What you should do
Check every line of the entries for "communicating", and copy the lines that hold it.

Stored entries
**********
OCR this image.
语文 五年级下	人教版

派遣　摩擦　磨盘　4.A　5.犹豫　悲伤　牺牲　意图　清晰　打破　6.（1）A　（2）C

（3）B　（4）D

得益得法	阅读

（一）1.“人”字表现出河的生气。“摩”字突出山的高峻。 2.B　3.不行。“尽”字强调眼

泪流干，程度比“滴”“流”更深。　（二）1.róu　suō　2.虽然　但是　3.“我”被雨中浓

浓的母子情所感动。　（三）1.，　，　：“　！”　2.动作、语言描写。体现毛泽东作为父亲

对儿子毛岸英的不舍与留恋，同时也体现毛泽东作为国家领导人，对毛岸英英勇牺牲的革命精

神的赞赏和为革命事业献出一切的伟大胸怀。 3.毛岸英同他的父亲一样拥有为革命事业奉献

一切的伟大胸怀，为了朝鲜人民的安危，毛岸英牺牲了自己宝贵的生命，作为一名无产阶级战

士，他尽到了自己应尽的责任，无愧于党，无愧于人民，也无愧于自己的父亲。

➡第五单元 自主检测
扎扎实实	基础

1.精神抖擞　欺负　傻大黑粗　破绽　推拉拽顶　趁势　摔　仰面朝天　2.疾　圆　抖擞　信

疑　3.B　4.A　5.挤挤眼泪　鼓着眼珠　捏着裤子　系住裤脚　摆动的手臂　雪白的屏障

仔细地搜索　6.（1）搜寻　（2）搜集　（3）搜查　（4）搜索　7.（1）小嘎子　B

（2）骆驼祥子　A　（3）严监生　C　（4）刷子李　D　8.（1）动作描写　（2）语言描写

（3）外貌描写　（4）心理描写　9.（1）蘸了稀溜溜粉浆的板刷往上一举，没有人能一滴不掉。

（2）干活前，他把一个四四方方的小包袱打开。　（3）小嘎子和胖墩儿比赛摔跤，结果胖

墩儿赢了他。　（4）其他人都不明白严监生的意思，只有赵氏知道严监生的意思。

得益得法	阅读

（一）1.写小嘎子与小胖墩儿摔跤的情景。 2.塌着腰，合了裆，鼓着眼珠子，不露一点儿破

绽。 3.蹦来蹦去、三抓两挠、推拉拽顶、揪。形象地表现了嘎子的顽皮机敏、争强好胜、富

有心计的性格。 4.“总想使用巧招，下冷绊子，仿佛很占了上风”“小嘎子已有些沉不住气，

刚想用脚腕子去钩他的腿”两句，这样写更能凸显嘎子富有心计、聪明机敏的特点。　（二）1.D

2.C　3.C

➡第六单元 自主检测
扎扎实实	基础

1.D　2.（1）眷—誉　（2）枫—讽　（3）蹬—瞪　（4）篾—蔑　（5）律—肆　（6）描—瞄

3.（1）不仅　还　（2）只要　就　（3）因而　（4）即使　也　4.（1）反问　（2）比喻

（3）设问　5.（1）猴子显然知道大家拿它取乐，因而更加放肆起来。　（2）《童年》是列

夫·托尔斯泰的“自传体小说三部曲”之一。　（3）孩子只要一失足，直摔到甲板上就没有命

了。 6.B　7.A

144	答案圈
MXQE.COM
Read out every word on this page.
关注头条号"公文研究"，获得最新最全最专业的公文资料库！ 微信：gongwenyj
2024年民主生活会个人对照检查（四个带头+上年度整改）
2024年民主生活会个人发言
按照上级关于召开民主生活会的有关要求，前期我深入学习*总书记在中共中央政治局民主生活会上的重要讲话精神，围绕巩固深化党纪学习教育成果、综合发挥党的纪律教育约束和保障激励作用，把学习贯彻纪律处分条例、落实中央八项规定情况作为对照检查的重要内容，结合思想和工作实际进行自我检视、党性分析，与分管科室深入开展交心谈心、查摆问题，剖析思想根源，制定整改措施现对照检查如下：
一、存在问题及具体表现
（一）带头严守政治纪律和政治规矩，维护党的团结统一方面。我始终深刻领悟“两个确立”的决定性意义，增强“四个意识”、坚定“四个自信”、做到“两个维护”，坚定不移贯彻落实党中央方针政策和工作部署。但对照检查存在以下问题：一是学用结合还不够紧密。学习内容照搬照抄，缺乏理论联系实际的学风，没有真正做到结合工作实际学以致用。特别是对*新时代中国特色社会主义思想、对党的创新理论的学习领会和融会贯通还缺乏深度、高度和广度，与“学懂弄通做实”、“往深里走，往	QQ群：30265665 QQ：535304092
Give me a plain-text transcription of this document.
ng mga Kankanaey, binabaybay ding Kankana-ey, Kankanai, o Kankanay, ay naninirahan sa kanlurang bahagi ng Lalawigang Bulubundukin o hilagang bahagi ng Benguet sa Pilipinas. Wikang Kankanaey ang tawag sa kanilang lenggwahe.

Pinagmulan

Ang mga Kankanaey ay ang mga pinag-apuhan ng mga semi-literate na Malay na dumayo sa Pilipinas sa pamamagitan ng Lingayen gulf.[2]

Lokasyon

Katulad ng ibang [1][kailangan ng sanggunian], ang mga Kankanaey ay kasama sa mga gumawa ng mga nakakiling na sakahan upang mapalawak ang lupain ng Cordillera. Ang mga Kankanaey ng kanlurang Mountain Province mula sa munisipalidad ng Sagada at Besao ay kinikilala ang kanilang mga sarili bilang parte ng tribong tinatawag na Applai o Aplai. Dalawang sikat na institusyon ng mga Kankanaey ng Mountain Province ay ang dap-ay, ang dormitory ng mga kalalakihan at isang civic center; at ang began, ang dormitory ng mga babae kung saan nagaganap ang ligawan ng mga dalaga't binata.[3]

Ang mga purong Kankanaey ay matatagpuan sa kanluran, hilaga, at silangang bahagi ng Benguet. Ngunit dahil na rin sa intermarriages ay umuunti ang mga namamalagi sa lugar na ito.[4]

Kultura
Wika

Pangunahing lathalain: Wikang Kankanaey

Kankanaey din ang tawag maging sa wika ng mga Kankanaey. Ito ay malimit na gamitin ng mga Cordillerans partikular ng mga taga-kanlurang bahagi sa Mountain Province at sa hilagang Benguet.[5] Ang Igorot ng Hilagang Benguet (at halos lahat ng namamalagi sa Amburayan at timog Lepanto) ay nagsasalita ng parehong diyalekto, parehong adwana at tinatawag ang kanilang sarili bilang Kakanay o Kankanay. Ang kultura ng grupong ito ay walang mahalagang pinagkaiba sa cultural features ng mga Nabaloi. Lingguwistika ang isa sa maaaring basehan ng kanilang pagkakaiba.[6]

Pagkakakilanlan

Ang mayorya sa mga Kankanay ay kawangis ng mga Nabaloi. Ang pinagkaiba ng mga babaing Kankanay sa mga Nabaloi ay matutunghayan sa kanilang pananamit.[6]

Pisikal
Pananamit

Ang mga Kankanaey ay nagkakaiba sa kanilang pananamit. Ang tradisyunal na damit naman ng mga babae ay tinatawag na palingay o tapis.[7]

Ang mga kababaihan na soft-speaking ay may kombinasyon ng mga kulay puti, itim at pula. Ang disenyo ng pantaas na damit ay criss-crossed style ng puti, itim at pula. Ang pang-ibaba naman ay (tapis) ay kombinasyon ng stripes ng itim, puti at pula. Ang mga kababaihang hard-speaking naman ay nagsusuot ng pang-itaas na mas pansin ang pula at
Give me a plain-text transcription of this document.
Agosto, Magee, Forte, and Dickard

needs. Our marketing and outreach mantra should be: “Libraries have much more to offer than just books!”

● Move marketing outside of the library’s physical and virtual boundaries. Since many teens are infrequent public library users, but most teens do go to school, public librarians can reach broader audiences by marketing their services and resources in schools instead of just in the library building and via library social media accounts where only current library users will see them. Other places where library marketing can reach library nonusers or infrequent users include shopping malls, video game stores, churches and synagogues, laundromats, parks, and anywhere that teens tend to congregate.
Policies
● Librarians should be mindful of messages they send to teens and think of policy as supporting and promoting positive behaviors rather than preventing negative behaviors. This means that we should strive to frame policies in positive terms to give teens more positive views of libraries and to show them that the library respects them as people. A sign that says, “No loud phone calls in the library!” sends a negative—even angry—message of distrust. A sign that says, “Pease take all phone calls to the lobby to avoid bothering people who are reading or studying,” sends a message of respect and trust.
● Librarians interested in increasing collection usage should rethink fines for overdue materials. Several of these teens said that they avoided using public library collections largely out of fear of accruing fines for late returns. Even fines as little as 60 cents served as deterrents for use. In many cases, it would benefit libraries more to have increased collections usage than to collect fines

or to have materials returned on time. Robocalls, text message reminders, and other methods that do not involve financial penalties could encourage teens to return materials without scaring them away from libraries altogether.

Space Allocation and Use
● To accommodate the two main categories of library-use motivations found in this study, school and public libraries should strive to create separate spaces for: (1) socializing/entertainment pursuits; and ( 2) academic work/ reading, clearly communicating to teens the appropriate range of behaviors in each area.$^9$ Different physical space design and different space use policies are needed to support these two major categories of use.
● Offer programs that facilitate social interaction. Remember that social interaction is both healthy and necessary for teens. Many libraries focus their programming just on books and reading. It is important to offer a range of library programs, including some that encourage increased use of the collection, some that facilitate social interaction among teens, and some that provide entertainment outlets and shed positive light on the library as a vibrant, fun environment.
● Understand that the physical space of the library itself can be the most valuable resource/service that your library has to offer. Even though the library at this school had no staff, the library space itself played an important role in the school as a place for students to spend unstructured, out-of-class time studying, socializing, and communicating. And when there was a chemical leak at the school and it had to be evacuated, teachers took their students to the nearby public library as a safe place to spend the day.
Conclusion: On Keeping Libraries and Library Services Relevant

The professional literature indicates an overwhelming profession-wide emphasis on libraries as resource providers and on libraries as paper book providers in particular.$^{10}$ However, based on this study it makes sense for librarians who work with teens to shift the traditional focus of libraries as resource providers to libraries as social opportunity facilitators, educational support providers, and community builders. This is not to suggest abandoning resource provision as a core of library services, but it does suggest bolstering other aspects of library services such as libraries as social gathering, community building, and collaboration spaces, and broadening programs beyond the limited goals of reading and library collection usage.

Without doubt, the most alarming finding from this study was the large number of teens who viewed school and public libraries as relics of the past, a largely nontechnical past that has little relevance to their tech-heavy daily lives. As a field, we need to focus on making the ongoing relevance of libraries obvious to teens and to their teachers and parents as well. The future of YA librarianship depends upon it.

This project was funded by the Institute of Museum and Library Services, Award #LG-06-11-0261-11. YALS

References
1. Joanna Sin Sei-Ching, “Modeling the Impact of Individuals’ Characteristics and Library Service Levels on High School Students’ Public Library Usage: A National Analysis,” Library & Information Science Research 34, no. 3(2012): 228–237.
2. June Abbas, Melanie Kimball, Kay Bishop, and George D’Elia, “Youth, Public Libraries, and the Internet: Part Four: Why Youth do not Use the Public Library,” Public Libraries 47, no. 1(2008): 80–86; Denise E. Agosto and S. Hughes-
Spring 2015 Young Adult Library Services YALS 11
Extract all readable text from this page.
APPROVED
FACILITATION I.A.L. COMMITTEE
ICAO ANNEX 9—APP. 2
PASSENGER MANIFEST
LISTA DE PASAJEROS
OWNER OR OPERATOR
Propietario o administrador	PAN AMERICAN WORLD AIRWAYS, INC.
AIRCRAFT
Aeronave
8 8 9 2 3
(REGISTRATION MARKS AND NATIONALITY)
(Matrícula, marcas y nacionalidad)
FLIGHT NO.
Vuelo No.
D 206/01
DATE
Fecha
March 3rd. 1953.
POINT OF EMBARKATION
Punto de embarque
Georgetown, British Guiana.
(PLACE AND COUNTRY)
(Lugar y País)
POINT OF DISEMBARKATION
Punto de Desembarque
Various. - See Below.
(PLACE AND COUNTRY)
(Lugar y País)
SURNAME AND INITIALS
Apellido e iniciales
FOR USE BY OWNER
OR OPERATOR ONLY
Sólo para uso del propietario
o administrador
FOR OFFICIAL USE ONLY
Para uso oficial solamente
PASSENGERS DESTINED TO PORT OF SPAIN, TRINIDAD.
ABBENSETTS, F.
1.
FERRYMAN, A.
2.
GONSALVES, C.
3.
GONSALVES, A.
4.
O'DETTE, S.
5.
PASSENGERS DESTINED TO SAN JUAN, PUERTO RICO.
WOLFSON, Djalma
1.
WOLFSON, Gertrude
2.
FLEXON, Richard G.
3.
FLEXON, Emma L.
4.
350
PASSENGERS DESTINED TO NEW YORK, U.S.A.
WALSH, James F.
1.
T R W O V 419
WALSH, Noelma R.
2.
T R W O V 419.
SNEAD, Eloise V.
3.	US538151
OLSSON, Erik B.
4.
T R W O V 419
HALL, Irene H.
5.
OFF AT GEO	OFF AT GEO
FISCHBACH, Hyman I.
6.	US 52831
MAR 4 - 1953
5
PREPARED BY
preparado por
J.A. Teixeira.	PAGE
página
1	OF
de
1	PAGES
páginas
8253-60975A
**********
Task answer
● To accommodate the two main categories of library-use motivations found in this study, school and public libraries should strive to create separate spaces for: (1) socializing/entertainment pursuits; and ( 2) academic work/ reading, clearly communicating to teens the appropriate range of behaviors in each area.$^9$ Different physical space design and different space use policies are needed to support these two major categories of use.
● Understand that the physical space of the library itself can be the most valuable resource/service that your library has to offer. Even though the library at this school had no staff, the library space itself played an important role in the school as a place for students to spend unstructured, out-of-class time studying, socializing, and communicating. And when there was a chemical leak at the school and it had to be evacuated, teachers took their students to the nearby public library as a safe place to spend the day.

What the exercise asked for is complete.